EXERCISE DIRECTIONS:
Word for word, give the material below again, minus any images.

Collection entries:
■ ■ ■ ■ ■ ■ ■
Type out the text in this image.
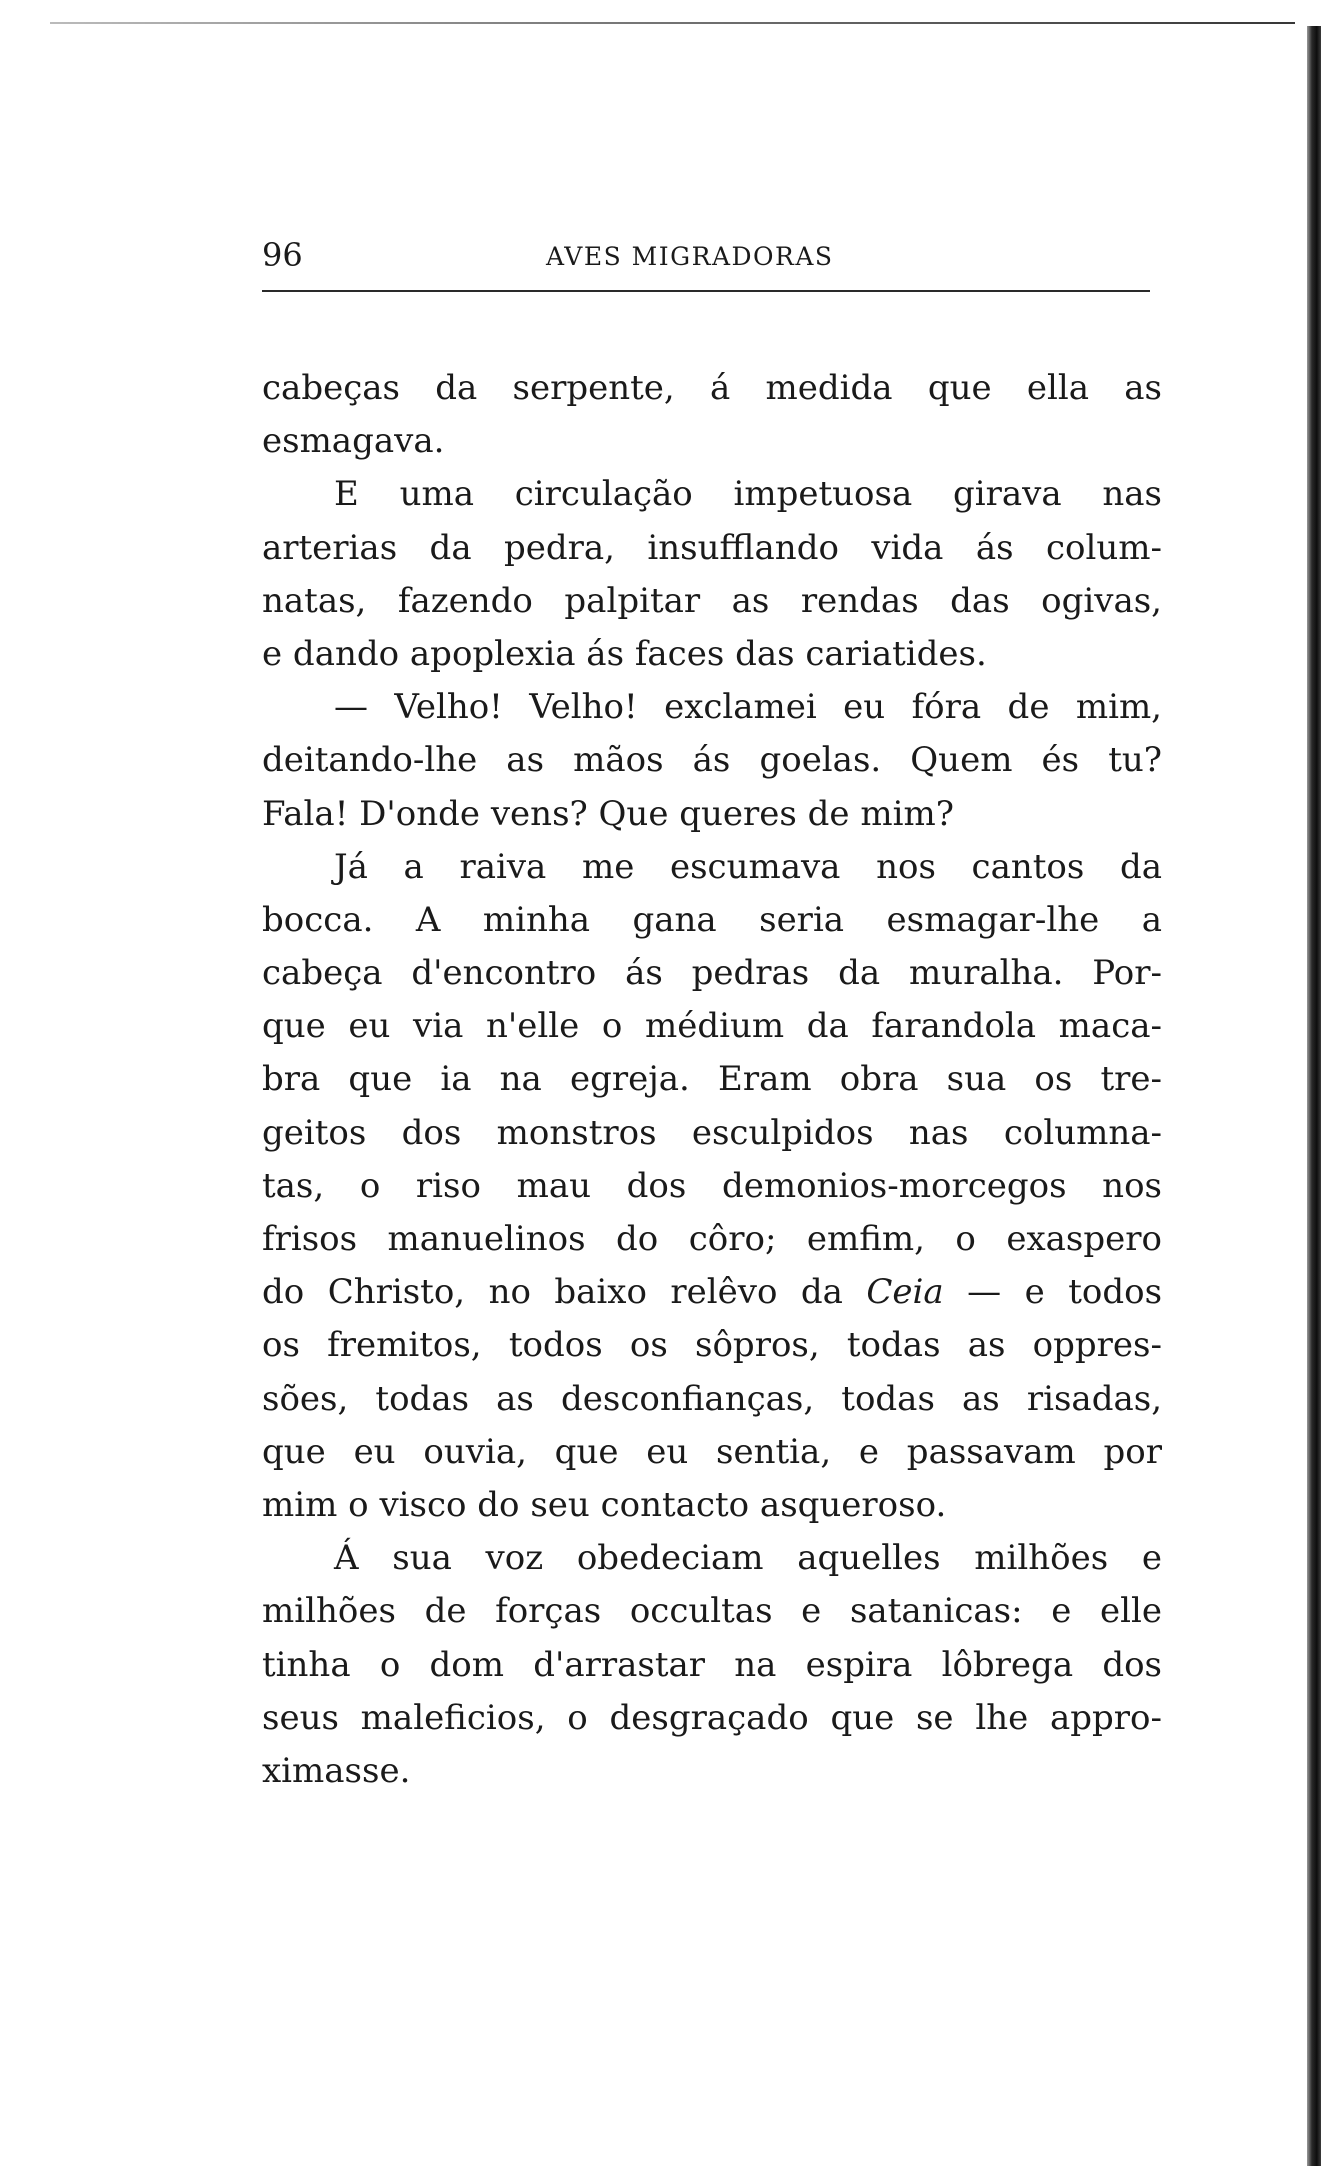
96	AVES MIGRADORAS
cabeças da serpente, á medida que ella as
esmagava.
E uma circulação impetuosa girava nas
arterias da pedra, insufflando vida ás colum-
natas, fazendo palpitar as rendas das ogivas,
e dando apoplexia ás faces das cariatides.
— Velho! Velho! exclamei eu fóra de mim,
deitando-lhe as mãos ás goelas. Quem és tu?
Fala! D'onde vens? Que queres de mim?
Já a raiva me escumava nos cantos da
bocca. A minha gana seria esmagar-lhe a
cabeça d'encontro ás pedras da muralha. Por-
que eu via n'elle o médium da farandola maca-
bra que ia na egreja. Eram obra sua os tre-
geitos dos monstros esculpidos nas columna-
tas, o riso mau dos demonios-morcegos nos
frisos manuelinos do côro; emfim, o exaspero
do Christo, no baixo relêvo da Ceia — e todos
os fremitos, todos os sôpros, todas as oppres-
sões, todas as desconfianças, todas as risadas,
que eu ouvia, que eu sentia, e passavam por
mim o visco do seu contacto asqueroso.
Á sua voz obedeciam aquelles milhões e
milhões de forças occultas e satanicas: e elle
tinha o dom d'arrastar na espira lôbrega dos
seus maleficios, o desgraçado que se lhe appro-
ximasse.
■ ■ ■ ■ ■ ■ ■
WORKED ANSWER:
Type out the text in this image.
96	AVES MIGRADORAS
cabeças da serpente, á medida que ella as
esmagava.
E uma circulação impetuosa girava nas
arterias da pedra, insufflando vida ás colum-
natas, fazendo palpitar as rendas das ogivas,
e dando apoplexia ás faces das cariatides.
— Velho! Velho! exclamei eu fóra de mim,
deitando-lhe as mãos ás goelas. Quem és tu?
Fala! D'onde vens? Que queres de mim?
Já a raiva me escumava nos cantos da
bocca. A minha gana seria esmagar-lhe a
cabeça d'encontro ás pedras da muralha. Por-
que eu via n'elle o médium da farandola maca-
bra que ia na egreja. Eram obra sua os tre-
geitos dos monstros esculpidos nas columna-
tas, o riso mau dos demonios-morcegos nos
frisos manuelinos do côro; emfim, o exaspero
do Christo, no baixo relêvo da Ceia — e todos
os fremitos, todos os sôpros, todas as oppres-
sões, todas as desconfianças, todas as risadas,
que eu ouvia, que eu sentia, e passavam por
mim o visco do seu contacto asqueroso.
Á sua voz obedeciam aquelles milhões e
milhões de forças occultas e satanicas: e elle
tinha o dom d'arrastar na espira lôbrega dos
seus maleficios, o desgraçado que se lhe appro-
ximasse.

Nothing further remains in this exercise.